INSTRUCTION:
Take every line where the string "into" appears and copy it.

Stored data:
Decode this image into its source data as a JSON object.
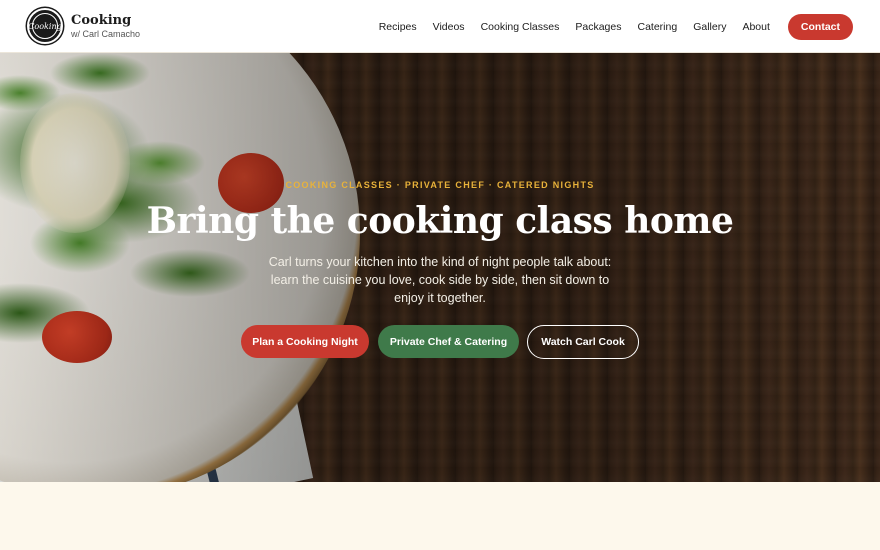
{
  "brand": {
    "badge_text": "Cooking",
    "title": "Cooking",
    "subtitle": "w/ Carl Camacho"
  },
  "nav": {
    "items": [
      {
        "label": "Recipes"
      },
      {
        "label": "Videos"
      },
      {
        "label": "Cooking Classes"
      },
      {
        "label": "Packages"
      },
      {
        "label": "Catering"
      },
      {
        "label": "Gallery"
      },
      {
        "label": "About"
      }
    ],
    "contact_label": "Contact"
  },
  "hero": {
    "eyebrow": "COOKING CLASSES · PRIVATE CHEF · CATERED NIGHTS",
    "headline": "Bring the cooking class home",
    "subtext": "Carl turns your kitchen into the kind of night people talk about: learn the cuisine you love, cook side by side, then sit down to enjoy it together.",
    "buttons": {
      "primary": "Plan a Cooking Night",
      "secondary": "Private Chef & Catering",
      "tertiary": "Watch Carl Cook"
    }
  },
  "colors": {
    "accent_red": "#c9392f",
    "accent_green": "#3f7a4a",
    "eyebrow_gold": "#e8b23a",
    "page_background": "#fdf8ec"
  }
}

OUTPUT FOR THIS EXERCISE:
Decode this image into its source data as a JSON object.
    "subtext": "Carl turns your kitchen into the kind of night people talk about: learn the cuisine you love, cook side by side, then sit down to enjoy it together.",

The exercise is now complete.